[Excerpted passage start]

Green perspectives on Stockwood and Bristol. Mostly.

Sunday 20 February 2011

City's latest signing

Lots of people will have seen the new signing on roads, paths, and posts, giving a bit more confidence for those attempting to find their way around Bristol by bike.

It's a Cycling City project, helpfully mapped on this pdf from their website.

It shows the major cycleways, like Sustrans National Cycle Network 3 that uses the St Philips Greenway and the recently Whitchurch Railway Path.

This has been rebranded as 'Whitchurch Way' along its route through south Bristol.

The signage map also shows route links - like these at Stockwood.

Fortunately, not all of them have acquired signs 'on the ground' like this one (the lower link on the map) at Longreach Grove at Stockwood, directing you and your bike up two flights of steps:

The next one north, if anyone were to use it would bring the rider up a steep cul-de-sac, to be rewarded for the effort by a confrontation with the steel fence of a well-defended golfcourse. (The reward is freewheeling back down!)

[Excerpted passage end]

What this task involves: Copy word for word the part of the post on Bristol's cycle signs that starts with "Lots of people" and goes on through "Whitchurch Railway Path.".

[Material shown start]

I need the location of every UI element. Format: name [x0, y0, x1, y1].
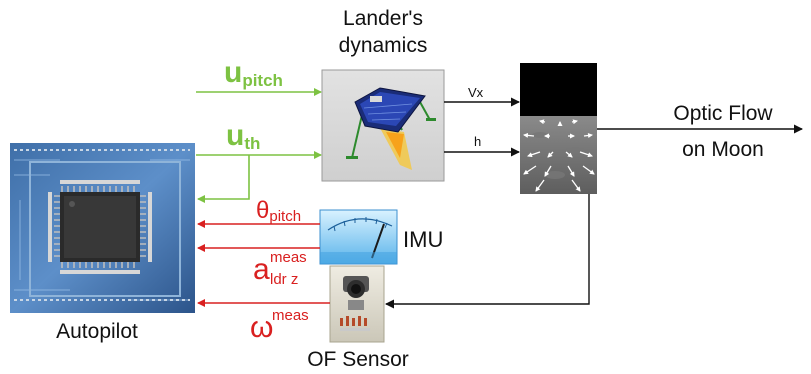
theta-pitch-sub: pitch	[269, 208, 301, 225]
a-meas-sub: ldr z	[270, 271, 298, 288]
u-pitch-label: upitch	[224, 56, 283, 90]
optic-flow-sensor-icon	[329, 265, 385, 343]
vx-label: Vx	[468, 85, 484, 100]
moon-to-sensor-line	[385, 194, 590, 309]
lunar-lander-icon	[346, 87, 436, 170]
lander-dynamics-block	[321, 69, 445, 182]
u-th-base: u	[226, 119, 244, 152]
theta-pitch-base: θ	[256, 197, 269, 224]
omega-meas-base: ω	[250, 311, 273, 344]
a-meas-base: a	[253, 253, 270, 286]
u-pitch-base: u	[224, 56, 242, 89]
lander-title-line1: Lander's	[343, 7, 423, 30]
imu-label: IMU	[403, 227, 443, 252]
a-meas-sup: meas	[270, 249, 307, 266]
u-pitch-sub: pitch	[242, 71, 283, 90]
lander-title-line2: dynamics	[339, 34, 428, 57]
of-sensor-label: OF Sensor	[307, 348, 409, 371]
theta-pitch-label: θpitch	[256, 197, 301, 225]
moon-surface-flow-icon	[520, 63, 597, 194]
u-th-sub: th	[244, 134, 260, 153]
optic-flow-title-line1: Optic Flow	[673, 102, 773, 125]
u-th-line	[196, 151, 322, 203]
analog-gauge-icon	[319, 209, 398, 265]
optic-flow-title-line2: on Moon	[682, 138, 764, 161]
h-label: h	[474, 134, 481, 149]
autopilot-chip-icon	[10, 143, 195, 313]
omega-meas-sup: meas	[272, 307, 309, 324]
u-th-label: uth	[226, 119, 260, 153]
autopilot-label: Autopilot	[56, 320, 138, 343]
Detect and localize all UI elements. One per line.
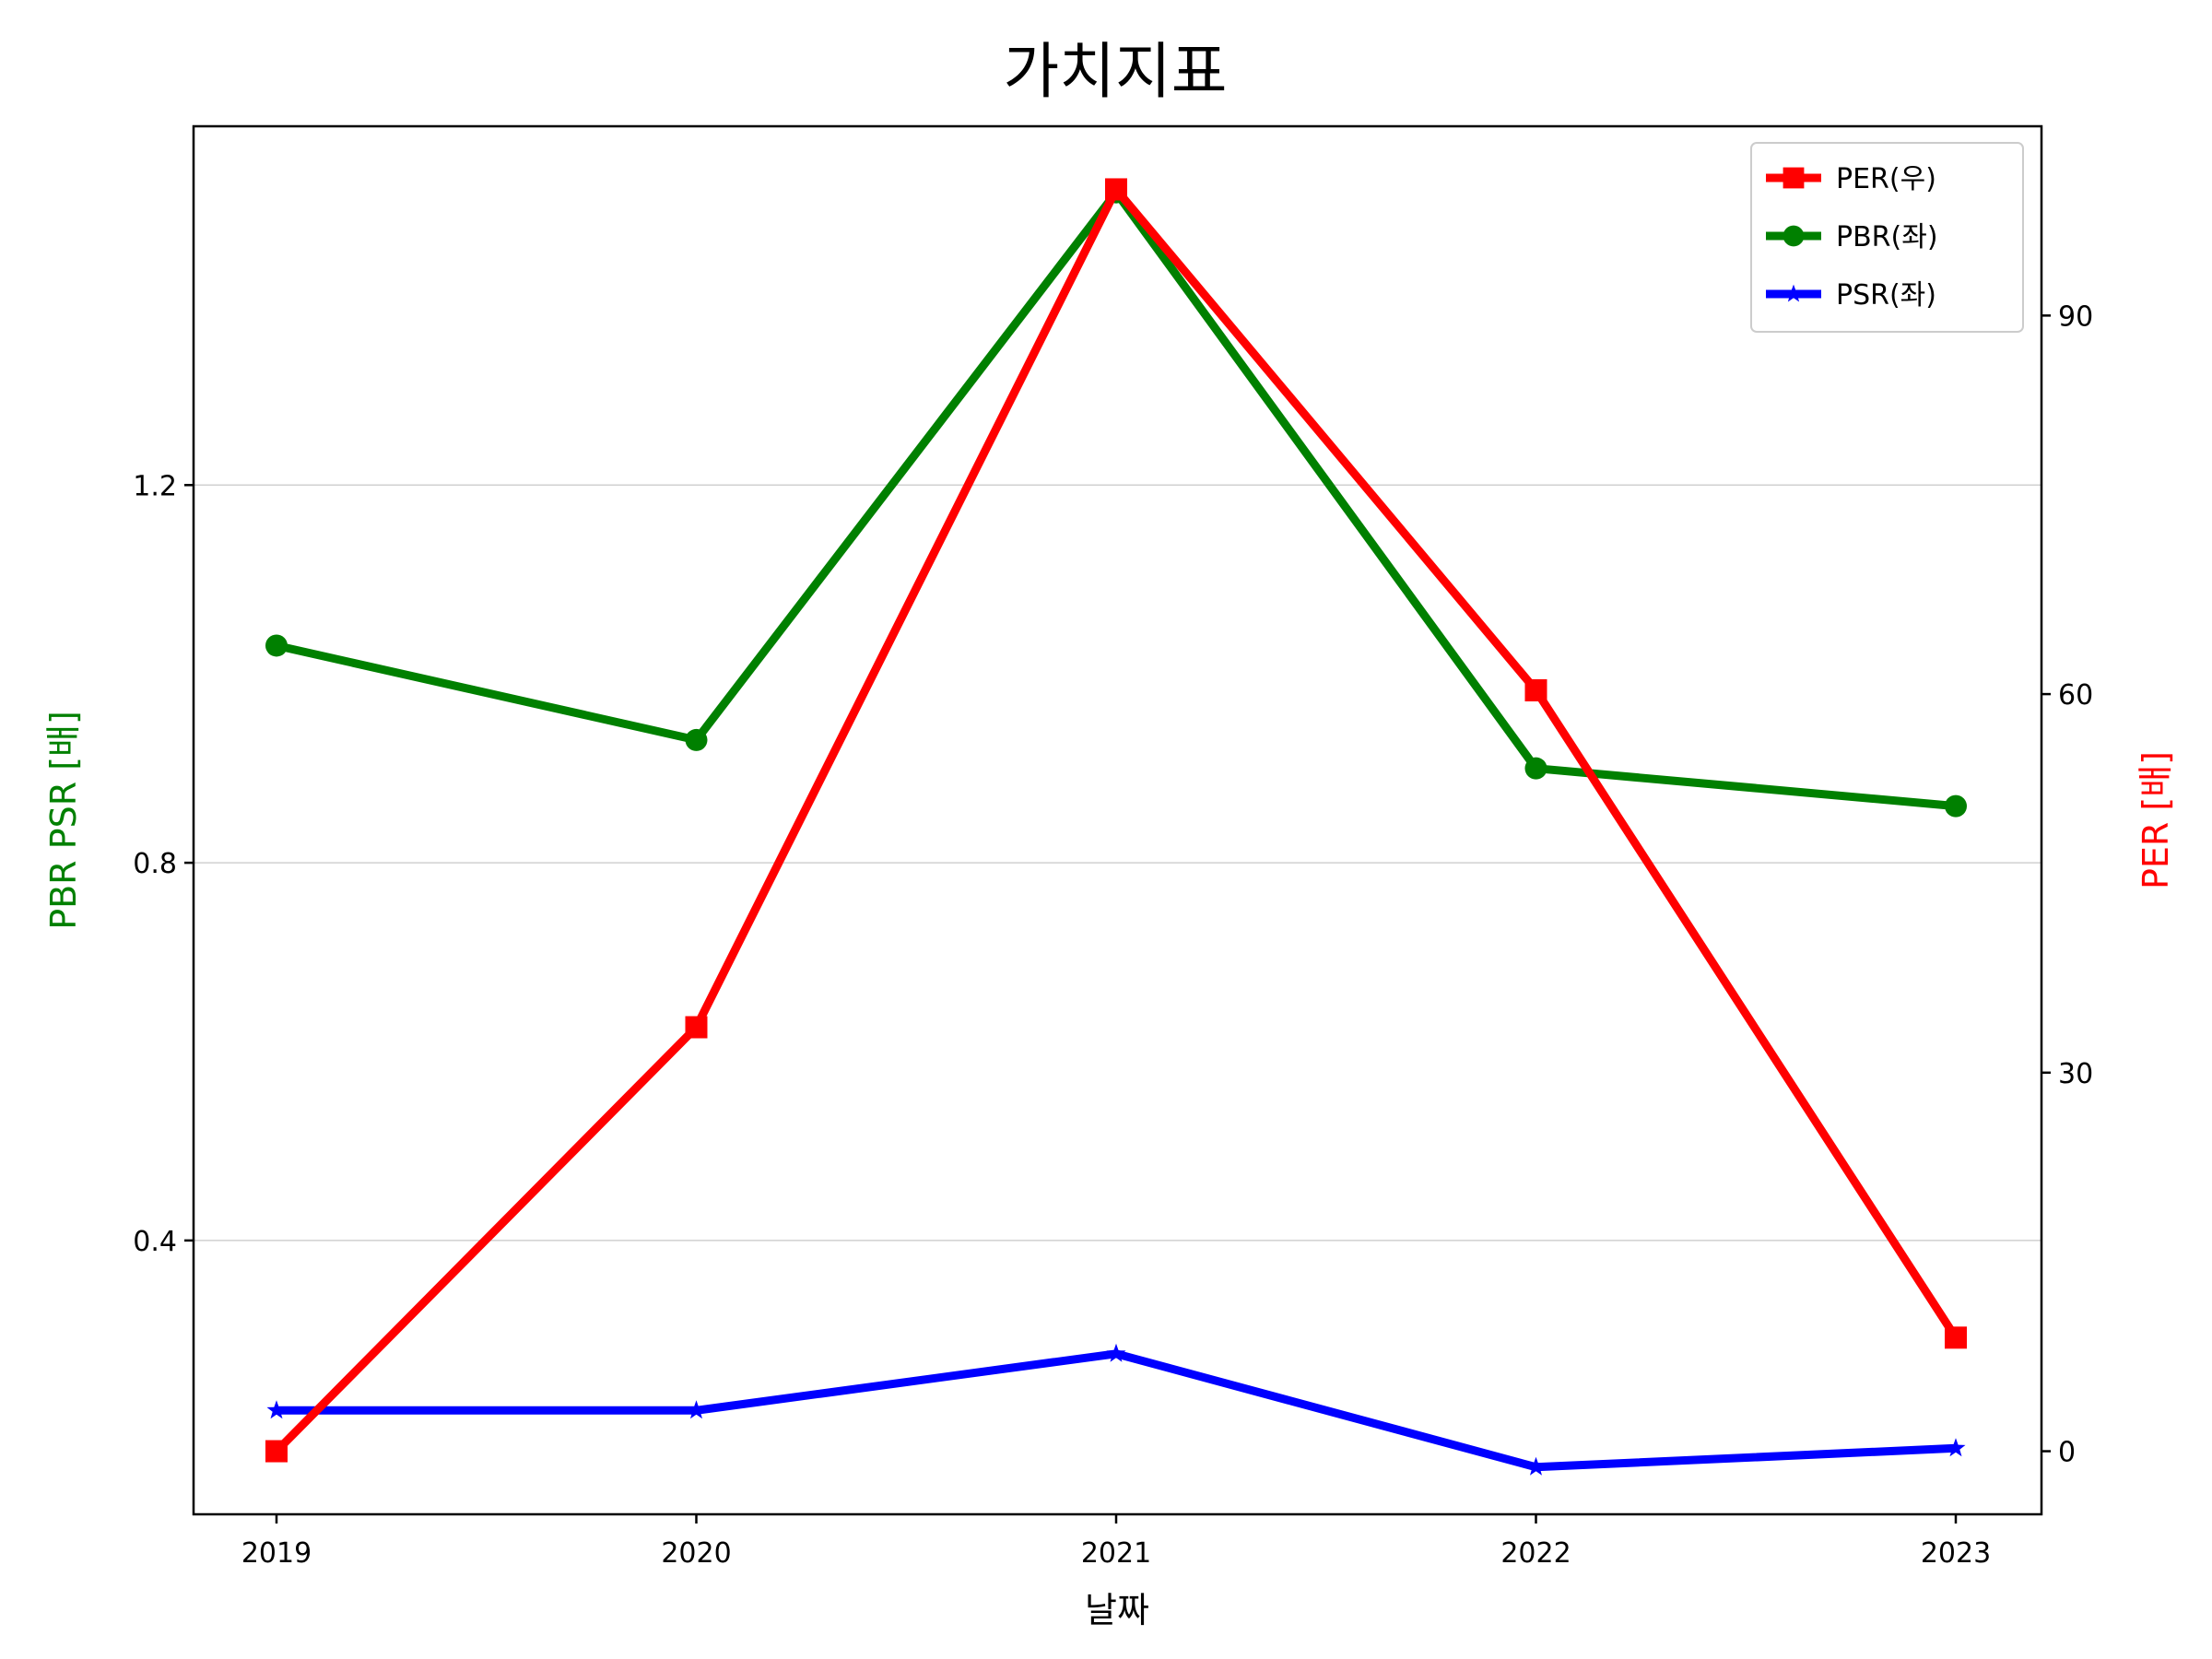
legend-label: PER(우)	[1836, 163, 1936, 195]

[Material shown end]

Answer to this exercise:
Lots of people will have seen the new signing on roads, paths, and posts, giving a bit more confidence for those attempting to find their way around Bristol by bike.

It's a Cycling City project, helpfully mapped on this pdf from their website.

It shows the major cycleways, like Sustrans National Cycle Network 3 that uses the St Philips Greenway and the recently Whitchurch Railway Path.